#### [Work to do]
Pick out each line in the rows below that contains the string "axis" and copy those lines out.

#### [Provided information]
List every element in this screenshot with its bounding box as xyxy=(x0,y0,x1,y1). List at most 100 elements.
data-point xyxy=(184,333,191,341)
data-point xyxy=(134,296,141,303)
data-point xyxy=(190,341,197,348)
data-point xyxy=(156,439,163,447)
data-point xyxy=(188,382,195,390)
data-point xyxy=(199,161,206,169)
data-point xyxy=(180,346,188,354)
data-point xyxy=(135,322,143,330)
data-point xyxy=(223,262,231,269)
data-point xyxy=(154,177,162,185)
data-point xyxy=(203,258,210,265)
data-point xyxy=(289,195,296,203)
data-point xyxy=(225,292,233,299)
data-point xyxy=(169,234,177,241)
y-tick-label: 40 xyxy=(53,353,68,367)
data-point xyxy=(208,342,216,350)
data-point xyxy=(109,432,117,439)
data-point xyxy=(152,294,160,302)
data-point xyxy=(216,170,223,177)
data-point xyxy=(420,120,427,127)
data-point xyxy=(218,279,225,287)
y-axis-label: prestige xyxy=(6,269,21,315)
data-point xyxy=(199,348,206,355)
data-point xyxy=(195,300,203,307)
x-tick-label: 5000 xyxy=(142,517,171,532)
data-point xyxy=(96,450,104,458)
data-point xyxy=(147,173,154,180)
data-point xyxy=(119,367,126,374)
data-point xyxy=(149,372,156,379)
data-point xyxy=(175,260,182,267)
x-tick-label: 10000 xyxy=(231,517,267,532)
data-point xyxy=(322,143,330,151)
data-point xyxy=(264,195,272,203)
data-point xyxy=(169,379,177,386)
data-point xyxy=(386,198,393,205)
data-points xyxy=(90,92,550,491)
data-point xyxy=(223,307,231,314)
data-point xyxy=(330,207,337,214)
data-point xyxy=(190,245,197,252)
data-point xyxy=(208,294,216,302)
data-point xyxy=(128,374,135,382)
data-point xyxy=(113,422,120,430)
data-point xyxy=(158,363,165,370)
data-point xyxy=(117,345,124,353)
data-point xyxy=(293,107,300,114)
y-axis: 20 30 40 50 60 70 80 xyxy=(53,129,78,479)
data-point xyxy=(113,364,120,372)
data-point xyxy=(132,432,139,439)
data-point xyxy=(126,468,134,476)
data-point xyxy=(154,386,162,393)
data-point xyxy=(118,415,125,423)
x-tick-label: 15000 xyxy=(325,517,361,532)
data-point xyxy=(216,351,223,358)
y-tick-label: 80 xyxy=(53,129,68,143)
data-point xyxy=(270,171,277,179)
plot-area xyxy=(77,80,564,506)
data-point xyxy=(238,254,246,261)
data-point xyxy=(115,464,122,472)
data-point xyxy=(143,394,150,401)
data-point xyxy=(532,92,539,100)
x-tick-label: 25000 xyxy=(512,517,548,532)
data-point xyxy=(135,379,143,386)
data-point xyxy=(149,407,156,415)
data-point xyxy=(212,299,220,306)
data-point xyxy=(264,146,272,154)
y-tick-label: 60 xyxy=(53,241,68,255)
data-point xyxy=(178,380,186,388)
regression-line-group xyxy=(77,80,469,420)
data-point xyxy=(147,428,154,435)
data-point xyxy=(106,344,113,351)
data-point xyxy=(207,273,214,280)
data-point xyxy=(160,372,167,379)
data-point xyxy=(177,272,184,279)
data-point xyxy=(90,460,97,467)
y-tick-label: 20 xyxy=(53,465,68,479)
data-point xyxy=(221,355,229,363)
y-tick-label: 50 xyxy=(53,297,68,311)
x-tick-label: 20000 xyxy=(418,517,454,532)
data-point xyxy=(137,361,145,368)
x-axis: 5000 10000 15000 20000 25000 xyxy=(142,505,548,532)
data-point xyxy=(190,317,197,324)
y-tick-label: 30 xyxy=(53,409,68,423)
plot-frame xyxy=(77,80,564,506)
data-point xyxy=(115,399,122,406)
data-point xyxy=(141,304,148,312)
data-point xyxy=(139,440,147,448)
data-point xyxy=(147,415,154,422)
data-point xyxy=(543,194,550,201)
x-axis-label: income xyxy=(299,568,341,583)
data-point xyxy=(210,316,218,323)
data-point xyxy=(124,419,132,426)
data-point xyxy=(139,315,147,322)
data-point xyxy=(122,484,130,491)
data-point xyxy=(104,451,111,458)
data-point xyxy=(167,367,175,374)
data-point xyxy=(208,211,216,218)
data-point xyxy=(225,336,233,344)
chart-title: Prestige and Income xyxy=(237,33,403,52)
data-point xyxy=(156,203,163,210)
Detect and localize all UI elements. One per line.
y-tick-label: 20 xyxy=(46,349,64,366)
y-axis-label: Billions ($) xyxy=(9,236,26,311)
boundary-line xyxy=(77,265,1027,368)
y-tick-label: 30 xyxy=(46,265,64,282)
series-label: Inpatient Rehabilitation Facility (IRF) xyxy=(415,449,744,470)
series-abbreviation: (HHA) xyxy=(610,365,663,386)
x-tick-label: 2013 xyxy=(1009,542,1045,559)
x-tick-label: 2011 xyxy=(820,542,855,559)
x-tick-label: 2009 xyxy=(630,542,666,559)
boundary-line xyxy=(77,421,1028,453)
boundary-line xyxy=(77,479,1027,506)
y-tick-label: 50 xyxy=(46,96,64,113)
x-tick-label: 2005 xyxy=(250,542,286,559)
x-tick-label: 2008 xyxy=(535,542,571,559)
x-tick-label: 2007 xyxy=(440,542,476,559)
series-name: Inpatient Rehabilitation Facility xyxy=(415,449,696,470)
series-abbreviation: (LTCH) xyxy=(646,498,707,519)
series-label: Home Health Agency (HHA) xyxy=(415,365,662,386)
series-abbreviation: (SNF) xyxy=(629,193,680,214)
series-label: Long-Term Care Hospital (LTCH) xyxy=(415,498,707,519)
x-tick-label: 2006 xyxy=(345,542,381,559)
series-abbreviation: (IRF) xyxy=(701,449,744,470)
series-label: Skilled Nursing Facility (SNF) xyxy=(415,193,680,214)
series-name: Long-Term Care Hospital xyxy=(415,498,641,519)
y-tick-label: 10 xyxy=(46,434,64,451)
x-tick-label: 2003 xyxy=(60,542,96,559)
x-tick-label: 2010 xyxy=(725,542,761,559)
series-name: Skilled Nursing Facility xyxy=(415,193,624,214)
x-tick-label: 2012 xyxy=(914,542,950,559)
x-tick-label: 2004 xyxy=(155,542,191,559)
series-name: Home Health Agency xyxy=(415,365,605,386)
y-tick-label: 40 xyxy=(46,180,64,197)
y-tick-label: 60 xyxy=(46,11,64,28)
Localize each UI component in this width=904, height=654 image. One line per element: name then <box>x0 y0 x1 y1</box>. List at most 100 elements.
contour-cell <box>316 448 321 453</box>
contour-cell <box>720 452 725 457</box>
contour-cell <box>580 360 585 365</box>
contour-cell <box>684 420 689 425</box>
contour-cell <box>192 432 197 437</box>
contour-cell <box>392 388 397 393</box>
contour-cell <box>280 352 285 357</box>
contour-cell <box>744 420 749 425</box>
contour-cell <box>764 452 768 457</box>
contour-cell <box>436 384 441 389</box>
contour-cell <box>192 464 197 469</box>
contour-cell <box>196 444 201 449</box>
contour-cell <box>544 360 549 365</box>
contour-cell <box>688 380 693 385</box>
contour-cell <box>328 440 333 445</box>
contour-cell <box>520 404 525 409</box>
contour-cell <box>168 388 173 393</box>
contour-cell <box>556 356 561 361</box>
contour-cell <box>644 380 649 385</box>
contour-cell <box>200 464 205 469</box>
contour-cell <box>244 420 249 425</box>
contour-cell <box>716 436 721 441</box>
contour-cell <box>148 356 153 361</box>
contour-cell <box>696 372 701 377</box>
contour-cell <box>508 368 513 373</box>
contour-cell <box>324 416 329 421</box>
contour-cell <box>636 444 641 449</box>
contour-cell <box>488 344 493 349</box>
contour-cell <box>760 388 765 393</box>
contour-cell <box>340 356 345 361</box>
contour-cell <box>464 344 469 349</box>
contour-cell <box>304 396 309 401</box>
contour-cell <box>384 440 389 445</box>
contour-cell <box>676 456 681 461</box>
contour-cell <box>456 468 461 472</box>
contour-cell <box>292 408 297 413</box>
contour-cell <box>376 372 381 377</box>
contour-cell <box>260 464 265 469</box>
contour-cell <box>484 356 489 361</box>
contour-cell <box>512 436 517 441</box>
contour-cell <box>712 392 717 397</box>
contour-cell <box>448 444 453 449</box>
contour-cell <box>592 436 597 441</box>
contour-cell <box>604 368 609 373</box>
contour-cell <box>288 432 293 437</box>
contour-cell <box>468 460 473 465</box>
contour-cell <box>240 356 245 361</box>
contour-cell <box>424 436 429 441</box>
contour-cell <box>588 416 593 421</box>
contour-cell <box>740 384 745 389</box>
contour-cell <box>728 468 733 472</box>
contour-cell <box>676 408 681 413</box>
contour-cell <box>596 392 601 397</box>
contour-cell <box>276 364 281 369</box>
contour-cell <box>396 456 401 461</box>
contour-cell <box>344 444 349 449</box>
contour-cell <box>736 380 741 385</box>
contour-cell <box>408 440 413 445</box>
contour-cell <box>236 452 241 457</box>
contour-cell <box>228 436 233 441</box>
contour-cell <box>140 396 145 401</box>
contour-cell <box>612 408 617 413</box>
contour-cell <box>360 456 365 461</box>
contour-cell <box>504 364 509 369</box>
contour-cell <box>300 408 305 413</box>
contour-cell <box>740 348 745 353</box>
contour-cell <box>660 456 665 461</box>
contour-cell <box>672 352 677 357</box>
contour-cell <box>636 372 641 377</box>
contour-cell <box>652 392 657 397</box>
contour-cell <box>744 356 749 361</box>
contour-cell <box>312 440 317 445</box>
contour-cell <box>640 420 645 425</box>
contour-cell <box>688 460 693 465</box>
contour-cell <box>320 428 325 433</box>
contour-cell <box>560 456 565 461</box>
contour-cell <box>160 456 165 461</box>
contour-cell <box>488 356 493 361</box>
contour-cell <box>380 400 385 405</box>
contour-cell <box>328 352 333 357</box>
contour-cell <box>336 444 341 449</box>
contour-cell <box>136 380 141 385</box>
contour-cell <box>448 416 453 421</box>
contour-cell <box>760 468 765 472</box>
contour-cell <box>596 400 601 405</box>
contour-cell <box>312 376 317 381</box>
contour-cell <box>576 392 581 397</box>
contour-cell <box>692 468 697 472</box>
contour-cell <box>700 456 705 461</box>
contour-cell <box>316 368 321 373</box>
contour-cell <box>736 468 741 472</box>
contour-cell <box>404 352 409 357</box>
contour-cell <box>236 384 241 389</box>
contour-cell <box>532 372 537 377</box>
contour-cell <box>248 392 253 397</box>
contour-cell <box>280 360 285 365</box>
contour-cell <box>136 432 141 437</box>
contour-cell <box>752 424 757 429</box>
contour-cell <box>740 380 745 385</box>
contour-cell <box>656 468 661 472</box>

#### [Answer]
y-axis-label: prestige xyxy=(6,269,21,315)
y-axis: 20 30 40 50 60 70 80 xyxy=(53,129,78,479)
x-axis: 5000 10000 15000 20000 25000 xyxy=(142,505,548,532)
x-axis-label: income xyxy=(299,568,341,583)
y-axis-label: Billions ($) xyxy=(9,236,26,311)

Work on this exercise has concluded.